**THE PROBLEM:** Output all of the entries exactly as written.

* Start *

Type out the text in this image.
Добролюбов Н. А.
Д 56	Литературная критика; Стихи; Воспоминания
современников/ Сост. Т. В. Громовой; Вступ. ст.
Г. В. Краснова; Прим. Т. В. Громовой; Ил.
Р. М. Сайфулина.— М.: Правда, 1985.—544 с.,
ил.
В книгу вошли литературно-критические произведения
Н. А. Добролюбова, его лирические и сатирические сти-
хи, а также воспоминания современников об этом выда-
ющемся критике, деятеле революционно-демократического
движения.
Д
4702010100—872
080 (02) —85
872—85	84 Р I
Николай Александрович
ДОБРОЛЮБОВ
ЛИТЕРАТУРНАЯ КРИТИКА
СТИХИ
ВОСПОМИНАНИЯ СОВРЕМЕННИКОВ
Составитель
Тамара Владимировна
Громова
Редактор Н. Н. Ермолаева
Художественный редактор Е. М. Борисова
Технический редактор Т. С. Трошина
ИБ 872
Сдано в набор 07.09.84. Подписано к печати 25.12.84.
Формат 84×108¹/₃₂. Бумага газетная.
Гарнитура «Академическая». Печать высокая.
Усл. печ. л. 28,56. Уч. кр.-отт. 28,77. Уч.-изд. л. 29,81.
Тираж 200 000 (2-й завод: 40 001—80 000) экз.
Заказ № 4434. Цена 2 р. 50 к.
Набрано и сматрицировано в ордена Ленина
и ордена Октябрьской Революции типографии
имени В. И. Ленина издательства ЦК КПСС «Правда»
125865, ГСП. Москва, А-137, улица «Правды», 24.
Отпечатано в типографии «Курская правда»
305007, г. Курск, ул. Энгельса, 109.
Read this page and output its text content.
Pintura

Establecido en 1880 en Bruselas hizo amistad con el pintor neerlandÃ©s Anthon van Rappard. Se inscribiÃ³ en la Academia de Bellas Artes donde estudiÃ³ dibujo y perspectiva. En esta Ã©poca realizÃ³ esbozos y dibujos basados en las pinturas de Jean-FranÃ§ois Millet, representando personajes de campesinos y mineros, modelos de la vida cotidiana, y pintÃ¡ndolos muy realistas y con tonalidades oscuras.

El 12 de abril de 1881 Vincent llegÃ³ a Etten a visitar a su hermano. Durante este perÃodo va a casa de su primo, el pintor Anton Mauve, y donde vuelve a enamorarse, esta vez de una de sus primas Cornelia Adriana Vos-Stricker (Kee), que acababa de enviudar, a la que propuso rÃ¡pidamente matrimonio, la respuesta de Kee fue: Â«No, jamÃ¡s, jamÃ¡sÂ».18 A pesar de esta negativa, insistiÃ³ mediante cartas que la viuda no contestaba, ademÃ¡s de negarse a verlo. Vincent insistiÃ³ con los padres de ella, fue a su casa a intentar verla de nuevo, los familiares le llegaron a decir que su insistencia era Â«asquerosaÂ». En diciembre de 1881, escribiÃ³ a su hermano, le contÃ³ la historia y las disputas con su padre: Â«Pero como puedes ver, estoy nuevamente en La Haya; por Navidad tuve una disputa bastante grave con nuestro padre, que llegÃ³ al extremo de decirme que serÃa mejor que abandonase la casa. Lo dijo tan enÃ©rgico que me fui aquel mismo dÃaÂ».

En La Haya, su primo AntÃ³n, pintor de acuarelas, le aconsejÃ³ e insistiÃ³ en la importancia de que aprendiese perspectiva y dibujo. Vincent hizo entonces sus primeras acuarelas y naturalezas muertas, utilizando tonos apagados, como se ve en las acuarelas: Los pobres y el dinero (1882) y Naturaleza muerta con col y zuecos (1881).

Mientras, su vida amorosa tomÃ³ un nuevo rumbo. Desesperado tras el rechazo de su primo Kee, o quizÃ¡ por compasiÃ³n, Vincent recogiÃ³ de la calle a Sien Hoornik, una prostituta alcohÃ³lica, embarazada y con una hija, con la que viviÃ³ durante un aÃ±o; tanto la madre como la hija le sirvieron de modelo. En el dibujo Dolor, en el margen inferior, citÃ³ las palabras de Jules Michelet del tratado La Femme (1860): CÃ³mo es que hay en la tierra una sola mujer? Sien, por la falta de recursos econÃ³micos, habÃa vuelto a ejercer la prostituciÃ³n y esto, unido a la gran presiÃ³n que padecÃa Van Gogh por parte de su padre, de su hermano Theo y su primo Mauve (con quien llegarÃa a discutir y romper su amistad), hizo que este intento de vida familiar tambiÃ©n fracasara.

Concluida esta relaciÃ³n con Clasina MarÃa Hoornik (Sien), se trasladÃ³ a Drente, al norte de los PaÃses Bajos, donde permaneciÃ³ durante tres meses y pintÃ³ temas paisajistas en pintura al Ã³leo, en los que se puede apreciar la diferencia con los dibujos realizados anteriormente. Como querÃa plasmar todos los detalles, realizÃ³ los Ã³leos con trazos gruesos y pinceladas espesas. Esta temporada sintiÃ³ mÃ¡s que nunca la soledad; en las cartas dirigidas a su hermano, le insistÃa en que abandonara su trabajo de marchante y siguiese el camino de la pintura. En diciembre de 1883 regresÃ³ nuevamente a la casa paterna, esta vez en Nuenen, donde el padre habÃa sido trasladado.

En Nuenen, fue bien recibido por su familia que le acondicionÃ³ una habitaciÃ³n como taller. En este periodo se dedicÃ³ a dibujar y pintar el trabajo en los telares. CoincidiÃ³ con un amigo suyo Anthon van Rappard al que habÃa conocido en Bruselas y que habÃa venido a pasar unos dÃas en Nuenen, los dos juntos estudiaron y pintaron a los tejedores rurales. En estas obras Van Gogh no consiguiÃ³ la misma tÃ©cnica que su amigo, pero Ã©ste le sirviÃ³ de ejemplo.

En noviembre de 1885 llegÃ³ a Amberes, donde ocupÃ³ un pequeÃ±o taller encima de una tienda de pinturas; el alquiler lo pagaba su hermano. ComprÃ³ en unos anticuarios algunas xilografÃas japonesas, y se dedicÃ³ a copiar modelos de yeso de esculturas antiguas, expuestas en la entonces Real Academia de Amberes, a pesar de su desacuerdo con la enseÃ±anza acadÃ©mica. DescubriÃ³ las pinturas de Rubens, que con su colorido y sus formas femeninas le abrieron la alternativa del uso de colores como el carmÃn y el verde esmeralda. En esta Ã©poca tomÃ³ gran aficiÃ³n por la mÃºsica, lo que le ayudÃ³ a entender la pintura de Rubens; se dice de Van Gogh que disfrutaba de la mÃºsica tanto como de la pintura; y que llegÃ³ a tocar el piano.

* End *

**RESPONSE TO THIS TASK:**
Type out the text in this image.
Добролюбов Н. А.
Д 56	Литературная критика; Стихи; Воспоминания
современников/ Сост. Т. В. Громовой; Вступ. ст.
Г. В. Краснова; Прим. Т. В. Громовой; Ил.
Р. М. Сайфулина.— М.: Правда, 1985.—544 с.,
ил.
В книгу вошли литературно-критические произведения
Н. А. Добролюбова, его лирические и сатирические сти-
хи, а также воспоминания современников об этом выда-
ющемся критике, деятеле революционно-демократического
движения.
Д
4702010100—872
080 (02) —85
872—85	84 Р I
Николай Александрович
ДОБРОЛЮБОВ
ЛИТЕРАТУРНАЯ КРИТИКА
СТИХИ
ВОСПОМИНАНИЯ СОВРЕМЕННИКОВ
Составитель
Тамара Владимировна
Громова
Редактор Н. Н. Ермолаева
Художественный редактор Е. М. Борисова
Технический редактор Т. С. Трошина
ИБ 872
Сдано в набор 07.09.84. Подписано к печати 25.12.84.
Формат 84×108¹/₃₂. Бумага газетная.
Гарнитура «Академическая». Печать высокая.
Усл. печ. л. 28,56. Уч. кр.-отт. 28,77. Уч.-изд. л. 29,81.
Тираж 200 000 (2-й завод: 40 001—80 000) экз.
Заказ № 4434. Цена 2 р. 50 к.
Набрано и сматрицировано в ордена Ленина
и ордена Октябрьской Революции типографии
имени В. И. Ленина издательства ЦК КПСС «Правда»
125865, ГСП. Москва, А-137, улица «Правды», 24.
Отпечатано в типографии «Курская правда»
305007, г. Курск, ул. Энгельса, 109.
Read this page and output its text content.
Pintura

Establecido en 1880 en Bruselas hizo amistad con el pintor neerlandÃ©s Anthon van Rappard. Se inscribiÃ³ en la Academia de Bellas Artes donde estudiÃ³ dibujo y perspectiva. En esta Ã©poca realizÃ³ esbozos y dibujos basados en las pinturas de Jean-FranÃ§ois Millet, representando personajes de campesinos y mineros, modelos de la vida cotidiana, y pintÃ¡ndolos muy realistas y con tonalidades oscuras.

El 12 de abril de 1881 Vincent llegÃ³ a Etten a visitar a su hermano. Durante este perÃodo va a casa de su primo, el pintor Anton Mauve, y donde vuelve a enamorarse, esta vez de una de sus primas Cornelia Adriana Vos-Stricker (Kee), que acababa de enviudar, a la que propuso rÃ¡pidamente matrimonio, la respuesta de Kee fue: Â«No, jamÃ¡s, jamÃ¡sÂ».18 A pesar de esta negativa, insistiÃ³ mediante cartas que la viuda no contestaba, ademÃ¡s de negarse a verlo. Vincent insistiÃ³ con los padres de ella, fue a su casa a intentar verla de nuevo, los familiares le llegaron a decir que su insistencia era Â«asquerosaÂ». En diciembre de 1881, escribiÃ³ a su hermano, le contÃ³ la historia y las disputas con su padre: Â«Pero como puedes ver, estoy nuevamente en La Haya; por Navidad tuve una disputa bastante grave con nuestro padre, que llegÃ³ al extremo de decirme que serÃa mejor que abandonase la casa. Lo dijo tan enÃ©rgico que me fui aquel mismo dÃaÂ».

En La Haya, su primo AntÃ³n, pintor de acuarelas, le aconsejÃ³ e insistiÃ³ en la importancia de que aprendiese perspectiva y dibujo. Vincent hizo entonces sus primeras acuarelas y naturalezas muertas, utilizando tonos apagados, como se ve en las acuarelas: Los pobres y el dinero (1882) y Naturaleza muerta con col y zuecos (1881).

Mientras, su vida amorosa tomÃ³ un nuevo rumbo. Desesperado tras el rechazo de su primo Kee, o quizÃ¡ por compasiÃ³n, Vincent recogiÃ³ de la calle a Sien Hoornik, una prostituta alcohÃ³lica, embarazada y con una hija, con la que viviÃ³ durante un aÃ±o; tanto la madre como la hija le sirvieron de modelo. En el dibujo Dolor, en el margen inferior, citÃ³ las palabras de Jules Michelet del tratado La Femme (1860): CÃ³mo es que hay en la tierra una sola mujer? Sien, por la falta de recursos econÃ³micos, habÃa vuelto a ejercer la prostituciÃ³n y esto, unido a la gran presiÃ³n que padecÃa Van Gogh por parte de su padre, de su hermano Theo y su primo Mauve (con quien llegarÃa a discutir y romper su amistad), hizo que este intento de vida familiar tambiÃ©n fracasara.

Concluida esta relaciÃ³n con Clasina MarÃa Hoornik (Sien), se trasladÃ³ a Drente, al norte de los PaÃses Bajos, donde permaneciÃ³ durante tres meses y pintÃ³ temas paisajistas en pintura al Ã³leo, en los que se puede apreciar la diferencia con los dibujos realizados anteriormente. Como querÃa plasmar todos los detalles, realizÃ³ los Ã³leos con trazos gruesos y pinceladas espesas. Esta temporada sintiÃ³ mÃ¡s que nunca la soledad; en las cartas dirigidas a su hermano, le insistÃa en que abandonara su trabajo de marchante y siguiese el camino de la pintura. En diciembre de 1883 regresÃ³ nuevamente a la casa paterna, esta vez en Nuenen, donde el padre habÃa sido trasladado.

En Nuenen, fue bien recibido por su familia que le acondicionÃ³ una habitaciÃ³n como taller. En este periodo se dedicÃ³ a dibujar y pintar el trabajo en los telares. CoincidiÃ³ con un amigo suyo Anthon van Rappard al que habÃa conocido en Bruselas y que habÃa venido a pasar unos dÃas en Nuenen, los dos juntos estudiaron y pintaron a los tejedores rurales. En estas obras Van Gogh no consiguiÃ³ la misma tÃ©cnica que su amigo, pero Ã©ste le sirviÃ³ de ejemplo.

En noviembre de 1885 llegÃ³ a Amberes, donde ocupÃ³ un pequeÃ±o taller encima de una tienda de pinturas; el alquiler lo pagaba su hermano. ComprÃ³ en unos anticuarios algunas xilografÃas japonesas, y se dedicÃ³ a copiar modelos de yeso de esculturas antiguas, expuestas en la entonces Real Academia de Amberes, a pesar de su desacuerdo con la enseÃ±anza acadÃ©mica. DescubriÃ³ las pinturas de Rubens, que con su colorido y sus formas femeninas le abrieron la alternativa del uso de colores como el carmÃn y el verde esmeralda. En esta Ã©poca tomÃ³ gran aficiÃ³n por la mÃºsica, lo que le ayudÃ³ a entender la pintura de Rubens; se dice de Van Gogh que disfrutaba de la mÃºsica tanto como de la pintura; y que llegÃ³ a tocar el piano.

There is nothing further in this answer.